- BLOCCO DI TESTO:

^^^^^^^^

L’ultimo rifugio

L’ultimo rifugio è la letteratura, le parole, le proprie parole.

Ho finito di leggere L’ultimo rifugio di Kertész (2016) e non riesco a farne un discorso organico (come non è un libro organico), quindi spunti, appunti, pensieri liberi, forma che si specchia nella forma.

* Il fascino della forma diario. Inseguita, mai realizzata. Il mio primo pensiero e sarà anche l’ultimo. Perché? La catalogazione, la memoria scritta, intrusione nei pensieri altrui. Ricerca di narrazione anche nel ripetersi delle piccole cose. Narrazione in quanto vita e viceversa. Il permanere, la ricerca di un senso. In questo caso fascio voyeuristico (vicinanza senza contatto) dell’inevitabile declino, vecchiaia, consapevolezza.

* Interrogazioni, tentativi, fallimenti, cambi di prospettiva e persona, vari livelli di narrazione, narrazione come ultimo scopo di/costituente della vita. Auster, Beckett, Bernhard. Altra mia grande fascinazione per questi meccanismi metaletterari, tipicamente mitteleuropei. E i postmoderni americani? Metodi simili, ma sapori diversi, Auster come congiunzione dei mondi.

* Riflessioni sulla letteratura mentre si sta producendo letteratura. Riflessioni sulla morte mentre ci sta andando incontro. Nessuno sconto, nessuna salvezza, solo qualche appiglio ogni tanto.

^^^^^^^^

- COMPITI DA SVOLGERE:
**A)** Nel testo su L'ultimo rifugio, riscrivi il passo che parte da "L’ultimo rifugio è" e arriva a "declino, vecchiaia, consapevolezza.", mettendo "anzianità" al posto di "vecchiaia".
**B)** Rispondi a queste domande sul testo su L'ultimo rifugio:
(i) Secondo la frase iniziale, qual è l'ultimo rifugio?
(ii) Di quale scrittore è il libro che chi scrive ha finito di leggere?
(iii) Quali tre autori vengono elencati nel punto che inizia con "Interrogazioni, tentativi"?
**C)** Indica se ciascuna affermazione concorda con il testo su L'ultimo rifugio:
(i) Chi scrive dice di riuscire a fare un discorso organico sul libro.
(ii) I meccanismi metaletterari vengono definiti tipicamente mitteleuropei.
(iii) Nelle riflessioni sulla morte non viene offerta alcuna salvezza.

^^^^^^^^

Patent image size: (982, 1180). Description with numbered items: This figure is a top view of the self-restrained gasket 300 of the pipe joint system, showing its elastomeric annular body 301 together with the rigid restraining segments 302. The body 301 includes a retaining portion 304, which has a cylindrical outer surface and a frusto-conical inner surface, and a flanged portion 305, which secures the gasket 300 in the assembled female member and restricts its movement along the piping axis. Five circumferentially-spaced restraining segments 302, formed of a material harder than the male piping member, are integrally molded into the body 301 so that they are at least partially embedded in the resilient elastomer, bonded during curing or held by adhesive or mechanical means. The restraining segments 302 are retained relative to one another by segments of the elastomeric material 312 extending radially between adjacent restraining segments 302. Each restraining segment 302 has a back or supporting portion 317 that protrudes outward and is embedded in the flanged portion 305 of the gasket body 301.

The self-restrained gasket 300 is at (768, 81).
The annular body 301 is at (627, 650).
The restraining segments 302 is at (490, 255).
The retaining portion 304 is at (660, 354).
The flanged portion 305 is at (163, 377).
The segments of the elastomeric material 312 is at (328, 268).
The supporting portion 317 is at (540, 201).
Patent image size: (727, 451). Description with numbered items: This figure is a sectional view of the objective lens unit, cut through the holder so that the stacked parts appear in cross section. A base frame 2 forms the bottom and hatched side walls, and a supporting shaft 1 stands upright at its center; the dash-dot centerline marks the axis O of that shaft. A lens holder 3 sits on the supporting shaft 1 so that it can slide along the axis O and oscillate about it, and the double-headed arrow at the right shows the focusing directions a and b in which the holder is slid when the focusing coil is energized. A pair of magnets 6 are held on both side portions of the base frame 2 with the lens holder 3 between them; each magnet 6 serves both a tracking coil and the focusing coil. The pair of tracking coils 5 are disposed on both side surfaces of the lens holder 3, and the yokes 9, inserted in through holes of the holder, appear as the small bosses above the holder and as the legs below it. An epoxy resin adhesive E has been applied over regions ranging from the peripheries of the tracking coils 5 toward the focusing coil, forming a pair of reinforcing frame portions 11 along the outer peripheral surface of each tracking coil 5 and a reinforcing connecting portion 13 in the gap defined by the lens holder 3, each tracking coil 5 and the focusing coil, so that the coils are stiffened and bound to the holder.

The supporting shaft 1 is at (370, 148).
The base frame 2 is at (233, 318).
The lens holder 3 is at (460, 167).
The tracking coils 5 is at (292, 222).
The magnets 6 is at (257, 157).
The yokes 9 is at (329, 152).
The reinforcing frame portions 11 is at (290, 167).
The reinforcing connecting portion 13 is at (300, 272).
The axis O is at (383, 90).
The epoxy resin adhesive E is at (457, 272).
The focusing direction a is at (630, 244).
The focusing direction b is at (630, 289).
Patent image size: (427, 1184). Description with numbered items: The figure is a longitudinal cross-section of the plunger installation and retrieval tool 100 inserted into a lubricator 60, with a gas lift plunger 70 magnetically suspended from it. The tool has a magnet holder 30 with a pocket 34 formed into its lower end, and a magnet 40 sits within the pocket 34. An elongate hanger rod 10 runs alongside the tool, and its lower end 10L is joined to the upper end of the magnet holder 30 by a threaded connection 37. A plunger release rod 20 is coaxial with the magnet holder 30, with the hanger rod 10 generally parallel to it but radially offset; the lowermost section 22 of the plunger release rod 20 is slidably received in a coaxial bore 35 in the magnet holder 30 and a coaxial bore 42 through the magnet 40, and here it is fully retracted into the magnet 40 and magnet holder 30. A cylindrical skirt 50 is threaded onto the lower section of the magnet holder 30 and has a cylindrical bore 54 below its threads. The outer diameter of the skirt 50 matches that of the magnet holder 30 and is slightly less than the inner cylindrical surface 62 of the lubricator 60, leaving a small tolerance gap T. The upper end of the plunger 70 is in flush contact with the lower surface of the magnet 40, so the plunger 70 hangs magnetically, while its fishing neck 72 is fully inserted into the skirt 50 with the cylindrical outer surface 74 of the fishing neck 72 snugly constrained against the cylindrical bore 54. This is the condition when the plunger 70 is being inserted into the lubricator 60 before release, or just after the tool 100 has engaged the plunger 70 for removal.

^^^^^^^^

- RISPOSTE NUMERATE:
**A)**
L’ultimo rifugio è la letteratura, le parole, le proprie parole.

Ho finito di leggere L’ultimo rifugio di Kertész (2016) e non riesco a farne un discorso organico (come non è un libro organico), quindi spunti, appunti, pensieri liberi, forma che si specchia nella forma.

* Il fascino della forma diario. Inseguita, mai realizzata. Il mio primo pensiero e sarà anche l’ultimo. Perché? La catalogazione, la memoria scritta, intrusione nei pensieri altrui. Ricerca di narrazione anche nel ripetersi delle piccole cose. Narrazione in quanto vita e viceversa. Il permanere, la ricerca di un senso. In questo caso fascio voyeuristico (vicinanza senza contatto) dell’inevitabile declino, anzianità, consapevolezza.

**B)**
(i) La letteratura, le parole, le proprie parole.
(ii) Di Kertész.
(iii) Auster, Beckett e Bernhard.

**C)**
(i) No: "non riesco a farne un discorso organico".
(ii) Sì: "meccanismi metaletterari, tipicamente mitteleuropei".
(iii) Sì: "Nessuno sconto, nessuna salvezza".